*Extrait à lire:*
-=-=-=-=-
25 novembre 2018

[Peregrinus - Le Forum Catholique] L’œcuménisme en Révolution (3): Une nouvelle Église protestante?

SOURCE - Peregrinus - Le Forum Catholique - 25 novembre 2018

  1. L’œcuménisme en Révolution : Introduction
  2. La polémique antiprotestante aux origines de l’argumentaire réfractaire
  3. Une nouvelle Église protestante?
  4. Le miroir anglican

Comme on l’a vu, c’est à la lumière des controverses antiprotestantes que les apologistes réfractaires abordent la Constitution civile du clergé du 12 juillet 1790. Lorsqu’au début de 1791 les évêques de France refusent massivement le serment décrété en novembre 1790 par l’Assemblée Nationale, celle-ci déclare leurs sièges vacants. Au printemps, de nouveaux évêques sont donc élus selon les modalités fixées par la Constitution civile, puis confirmés et sacrés grâce à l’aide de Talleyrand, évêque d’Autun, ce qui consomme le schisme par l’établissement d’une hiérarchie parallèle.
-=-=-=-=-
*Données:*
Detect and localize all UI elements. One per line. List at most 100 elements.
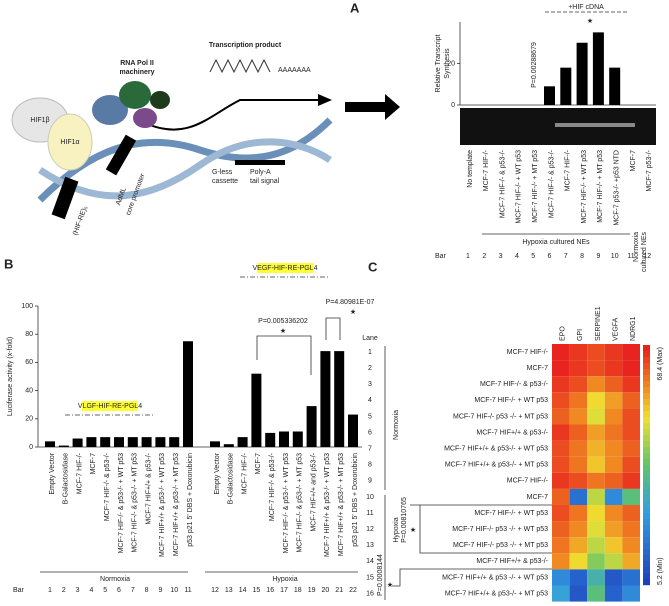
-=-=-=-=-
*Travail à faire:*
a: D'après l'extrait sur la Constitution civile du clergé, grâce à l'aide de qui les nouveaux évêques sont-ils confirmés et sacrés au printemps 1791 ?
b: Poursuivez l'extrait sur la Constitution civile du clergé à partir de sa dernière phrase.

*Réponses aux consignes:*
a: Grâce à l'aide de Talleyrand, évêque d'Autun.

b:
Aussitôt, la nouvelle Église constitutionnelle est attaquée par ses adversaires fidèles à la hiérarchie légitime comme le résultat d’une nouvelle réforme protestante. La réforme ecclésiastique de la Constituante est ainsi dénoncée dans les mêmes termes que l’hérésie calviniste comme une « prétendue réforme », dont le canoniste Maultrot trouve les « principes hérétiques dans Melanchton, Musculus, Calvin, Jurieu, Saumaise, David, Blondel & autres protestans (1) ». À Henri Grégoire, évêque constitutionnel du Loir-et-Cher, qui estime que la réforme de la Constituante, entreprise au début du XVIe siècle, aurait épargné à l’Église gallicane la sortie des protestants de l’unité catholique en détruisant les abus (2), Maultrot répond qu’en effet l’Église de France aurait évité le schisme, non en conservant les protestants dans l’unité, mais en devenant elle-même protestante par l’abjuration la papauté, la destruction de la hiérarchie, l’asservissement de la juridiction spirituelle au jugement des tribunaux civils, la spoliation du clergé et l’anéantissement des monastères, à tel point qu’il ne manque à ses yeux à la nouvelle Église constitutionnelle que le mariage des prêtres et la liturgie en langue vulgaire pour n’être qu’une secte protestante parmi d’autres (3).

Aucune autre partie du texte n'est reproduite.